Information provided:
────────────────────
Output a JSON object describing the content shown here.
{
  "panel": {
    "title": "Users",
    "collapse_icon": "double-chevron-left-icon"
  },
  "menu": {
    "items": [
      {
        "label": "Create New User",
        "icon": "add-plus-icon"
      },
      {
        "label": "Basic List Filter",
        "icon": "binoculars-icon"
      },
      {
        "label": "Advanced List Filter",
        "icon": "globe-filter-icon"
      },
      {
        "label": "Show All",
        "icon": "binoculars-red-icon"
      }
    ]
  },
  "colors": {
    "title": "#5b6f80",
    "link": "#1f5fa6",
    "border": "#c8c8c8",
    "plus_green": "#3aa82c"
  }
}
────────────────────
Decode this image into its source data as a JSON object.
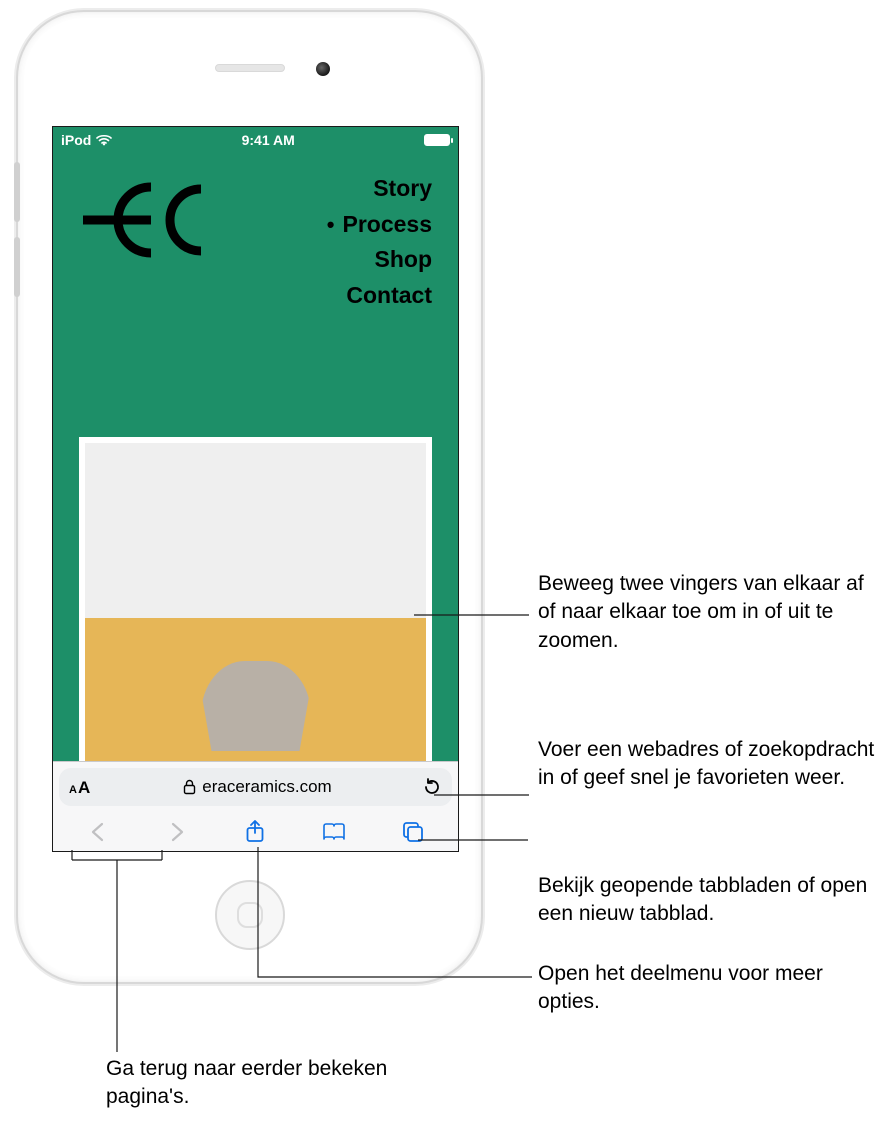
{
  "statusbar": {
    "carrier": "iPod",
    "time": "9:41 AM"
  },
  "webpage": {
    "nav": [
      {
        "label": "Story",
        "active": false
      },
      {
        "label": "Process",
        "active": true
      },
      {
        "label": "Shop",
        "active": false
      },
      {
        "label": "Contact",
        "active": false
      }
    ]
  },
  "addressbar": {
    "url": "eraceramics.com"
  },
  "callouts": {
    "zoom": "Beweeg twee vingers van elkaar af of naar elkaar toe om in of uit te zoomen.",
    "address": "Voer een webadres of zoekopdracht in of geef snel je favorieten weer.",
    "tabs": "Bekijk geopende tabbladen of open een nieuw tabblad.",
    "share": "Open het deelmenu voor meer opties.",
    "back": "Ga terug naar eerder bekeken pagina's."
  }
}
────────────────────
Prompt:
Extract each line from the entries above that contains the string "label".

Result of this task:
        "label": "Create New User",
        "label": "Basic List Filter",
        "label": "Advanced List Filter",
        "label": "Show All",
        "label": "Story",
        "label": "Process",
        "label": "Shop",
        "label": "Contact",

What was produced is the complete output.